▶ _WHAT THIS TASK INVOLVES_
In the records below, count every line where the string "name" appears, and reply with the count only.

▶ _RECORDS FOR PROCESSING_
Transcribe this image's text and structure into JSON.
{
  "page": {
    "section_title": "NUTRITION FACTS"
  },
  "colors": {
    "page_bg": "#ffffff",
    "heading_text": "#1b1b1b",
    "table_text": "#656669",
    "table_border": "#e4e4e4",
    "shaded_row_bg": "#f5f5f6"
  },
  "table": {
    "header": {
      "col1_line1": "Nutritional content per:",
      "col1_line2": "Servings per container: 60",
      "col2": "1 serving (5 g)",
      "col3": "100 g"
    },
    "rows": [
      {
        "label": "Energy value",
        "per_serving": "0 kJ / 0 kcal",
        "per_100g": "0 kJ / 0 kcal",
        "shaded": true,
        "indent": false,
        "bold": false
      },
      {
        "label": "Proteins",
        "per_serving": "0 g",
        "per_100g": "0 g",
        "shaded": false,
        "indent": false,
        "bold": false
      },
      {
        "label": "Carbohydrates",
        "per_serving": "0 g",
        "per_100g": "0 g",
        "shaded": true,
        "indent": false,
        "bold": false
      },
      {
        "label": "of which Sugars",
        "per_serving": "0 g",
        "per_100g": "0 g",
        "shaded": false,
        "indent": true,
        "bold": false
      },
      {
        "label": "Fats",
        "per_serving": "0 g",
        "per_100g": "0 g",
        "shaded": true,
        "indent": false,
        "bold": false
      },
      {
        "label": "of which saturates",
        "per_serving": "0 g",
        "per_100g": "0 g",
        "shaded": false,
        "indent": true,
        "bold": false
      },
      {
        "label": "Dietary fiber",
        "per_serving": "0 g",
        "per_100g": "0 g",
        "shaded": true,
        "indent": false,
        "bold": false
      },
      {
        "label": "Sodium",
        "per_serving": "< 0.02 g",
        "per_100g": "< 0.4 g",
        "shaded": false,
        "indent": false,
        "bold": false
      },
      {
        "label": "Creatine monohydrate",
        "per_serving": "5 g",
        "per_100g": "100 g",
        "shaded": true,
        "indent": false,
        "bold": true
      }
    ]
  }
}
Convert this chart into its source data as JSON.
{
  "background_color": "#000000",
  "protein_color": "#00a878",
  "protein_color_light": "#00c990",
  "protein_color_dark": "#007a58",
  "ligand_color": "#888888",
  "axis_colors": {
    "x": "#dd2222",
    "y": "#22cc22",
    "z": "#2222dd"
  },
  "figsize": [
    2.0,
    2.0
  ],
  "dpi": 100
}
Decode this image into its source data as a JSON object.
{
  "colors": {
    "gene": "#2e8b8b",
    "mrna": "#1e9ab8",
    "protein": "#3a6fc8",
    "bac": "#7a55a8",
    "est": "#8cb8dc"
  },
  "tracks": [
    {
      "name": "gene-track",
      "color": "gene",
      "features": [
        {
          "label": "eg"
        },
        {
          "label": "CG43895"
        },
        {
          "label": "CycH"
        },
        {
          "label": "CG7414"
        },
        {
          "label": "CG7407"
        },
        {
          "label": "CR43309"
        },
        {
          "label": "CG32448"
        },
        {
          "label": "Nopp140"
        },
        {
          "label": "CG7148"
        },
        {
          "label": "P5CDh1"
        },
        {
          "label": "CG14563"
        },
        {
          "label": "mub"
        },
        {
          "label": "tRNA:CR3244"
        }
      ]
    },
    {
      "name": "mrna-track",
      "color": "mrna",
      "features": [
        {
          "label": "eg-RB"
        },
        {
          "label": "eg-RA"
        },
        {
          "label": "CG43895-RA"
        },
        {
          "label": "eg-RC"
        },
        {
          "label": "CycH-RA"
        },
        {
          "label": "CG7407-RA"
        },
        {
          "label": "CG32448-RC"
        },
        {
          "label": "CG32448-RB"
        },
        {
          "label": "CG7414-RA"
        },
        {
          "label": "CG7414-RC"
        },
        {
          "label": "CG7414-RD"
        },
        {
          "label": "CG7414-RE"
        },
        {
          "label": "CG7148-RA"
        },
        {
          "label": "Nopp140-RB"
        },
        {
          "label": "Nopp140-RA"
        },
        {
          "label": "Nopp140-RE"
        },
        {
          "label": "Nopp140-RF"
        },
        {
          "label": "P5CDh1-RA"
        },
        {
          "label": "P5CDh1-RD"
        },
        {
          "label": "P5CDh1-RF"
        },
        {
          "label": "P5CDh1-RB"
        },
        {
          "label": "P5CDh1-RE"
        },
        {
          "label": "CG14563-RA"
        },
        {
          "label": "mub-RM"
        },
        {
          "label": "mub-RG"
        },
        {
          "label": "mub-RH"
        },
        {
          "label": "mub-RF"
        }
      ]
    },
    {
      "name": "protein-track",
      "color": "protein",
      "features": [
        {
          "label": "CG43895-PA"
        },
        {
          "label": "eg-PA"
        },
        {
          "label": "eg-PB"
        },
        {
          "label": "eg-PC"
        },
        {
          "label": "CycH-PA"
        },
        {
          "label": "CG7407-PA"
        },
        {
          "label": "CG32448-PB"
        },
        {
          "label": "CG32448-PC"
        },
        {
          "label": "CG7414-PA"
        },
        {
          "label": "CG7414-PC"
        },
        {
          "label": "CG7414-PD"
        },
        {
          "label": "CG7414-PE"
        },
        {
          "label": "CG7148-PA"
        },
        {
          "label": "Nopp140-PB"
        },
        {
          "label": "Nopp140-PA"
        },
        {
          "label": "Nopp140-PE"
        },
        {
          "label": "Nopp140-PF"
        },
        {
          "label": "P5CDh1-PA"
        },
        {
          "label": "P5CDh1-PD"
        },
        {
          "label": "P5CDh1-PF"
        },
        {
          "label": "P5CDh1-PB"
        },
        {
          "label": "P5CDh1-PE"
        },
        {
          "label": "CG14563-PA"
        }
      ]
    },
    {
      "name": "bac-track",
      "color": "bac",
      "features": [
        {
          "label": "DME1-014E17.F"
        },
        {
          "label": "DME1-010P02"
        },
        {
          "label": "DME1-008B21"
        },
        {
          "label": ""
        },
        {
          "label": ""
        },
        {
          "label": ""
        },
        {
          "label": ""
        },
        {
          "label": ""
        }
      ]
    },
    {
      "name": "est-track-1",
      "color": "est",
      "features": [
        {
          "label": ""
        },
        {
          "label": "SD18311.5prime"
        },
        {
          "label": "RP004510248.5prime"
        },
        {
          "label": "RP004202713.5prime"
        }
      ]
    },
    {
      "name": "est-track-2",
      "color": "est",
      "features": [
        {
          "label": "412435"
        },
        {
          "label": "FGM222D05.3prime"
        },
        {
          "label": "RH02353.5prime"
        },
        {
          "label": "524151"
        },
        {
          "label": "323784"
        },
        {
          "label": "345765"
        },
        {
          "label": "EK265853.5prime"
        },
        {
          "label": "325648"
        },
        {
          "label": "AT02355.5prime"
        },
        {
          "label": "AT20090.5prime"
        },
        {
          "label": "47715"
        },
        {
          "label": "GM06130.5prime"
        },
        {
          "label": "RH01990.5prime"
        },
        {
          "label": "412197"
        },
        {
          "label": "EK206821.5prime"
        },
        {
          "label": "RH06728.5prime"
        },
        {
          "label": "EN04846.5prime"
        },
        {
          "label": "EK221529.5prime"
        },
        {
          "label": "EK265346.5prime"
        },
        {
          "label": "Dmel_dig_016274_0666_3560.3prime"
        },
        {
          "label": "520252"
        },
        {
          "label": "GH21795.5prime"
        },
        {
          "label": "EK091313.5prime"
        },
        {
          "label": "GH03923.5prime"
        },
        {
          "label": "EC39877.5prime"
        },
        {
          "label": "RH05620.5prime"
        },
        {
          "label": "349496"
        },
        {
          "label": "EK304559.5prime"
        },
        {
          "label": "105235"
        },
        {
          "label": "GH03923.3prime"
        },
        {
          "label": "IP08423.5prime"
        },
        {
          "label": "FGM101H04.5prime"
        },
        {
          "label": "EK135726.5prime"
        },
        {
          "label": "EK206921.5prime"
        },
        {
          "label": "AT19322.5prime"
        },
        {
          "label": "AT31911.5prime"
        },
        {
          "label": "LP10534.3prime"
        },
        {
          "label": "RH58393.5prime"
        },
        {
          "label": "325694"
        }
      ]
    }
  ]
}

▶ _TASK OUTPUT_
6